Please copy every line of the records below that holds the word "являются".

■ **Extracted data entries**:
++++

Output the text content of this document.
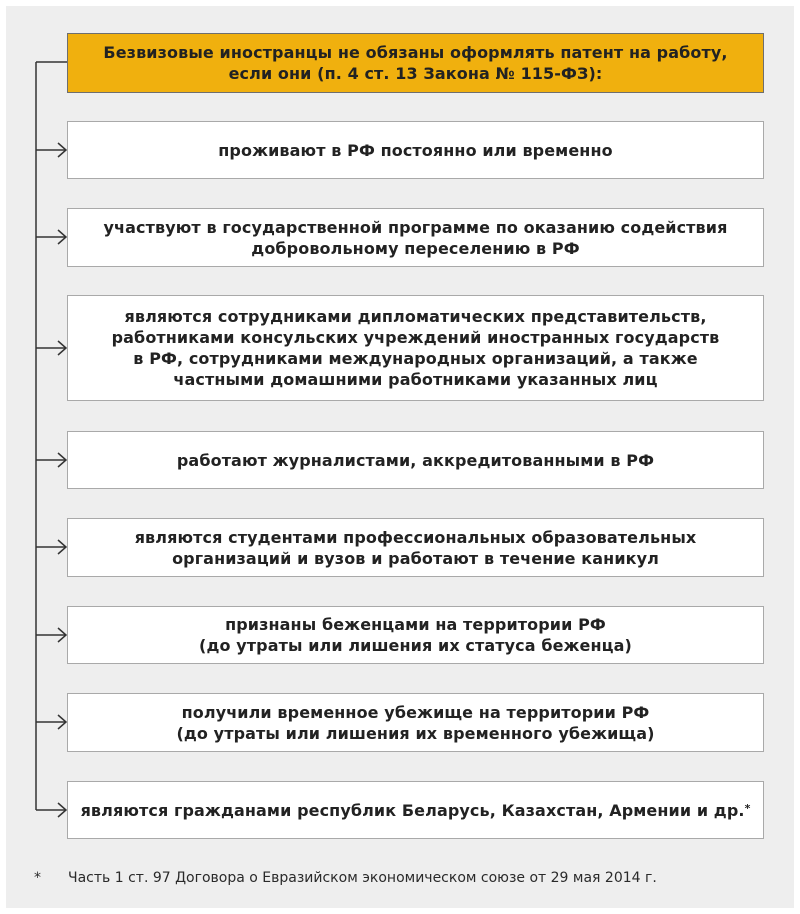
Безвизовые иностранцы не обязаны оформлять патент на работу,
если они (п. 4 ст. 13 Закона № 115-ФЗ):
проживают в РФ постоянно или временно
участвуют в государственной программе по оказанию содействия
добровольному переселению в РФ
являются сотрудниками дипломатических представительств,
работниками консульских учреждений иностранных государств
в РФ, сотрудниками международных организаций, а также
частными домашними работниками указанных лиц
работают журналистами, аккредитованными в РФ
являются студентами профессиональных образовательных
организаций и вузов и работают в течение каникул
признаны беженцами на территории РФ
(до утраты или лишения их статуса беженца)
получили временное убежище на территории РФ
(до утраты или лишения их временного убежища)
являются гражданами республик Беларусь, Казахстан, Армении и др.*
* Часть 1 ст. 97 Договора о Евразийском экономическом союзе от 29 мая 2014 г.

++++

■ **Full solution**:
являются сотрудниками дипломатических представительств,
являются студентами профессиональных образовательных
являются гражданами республик Беларусь, Казахстан, Армении и др.*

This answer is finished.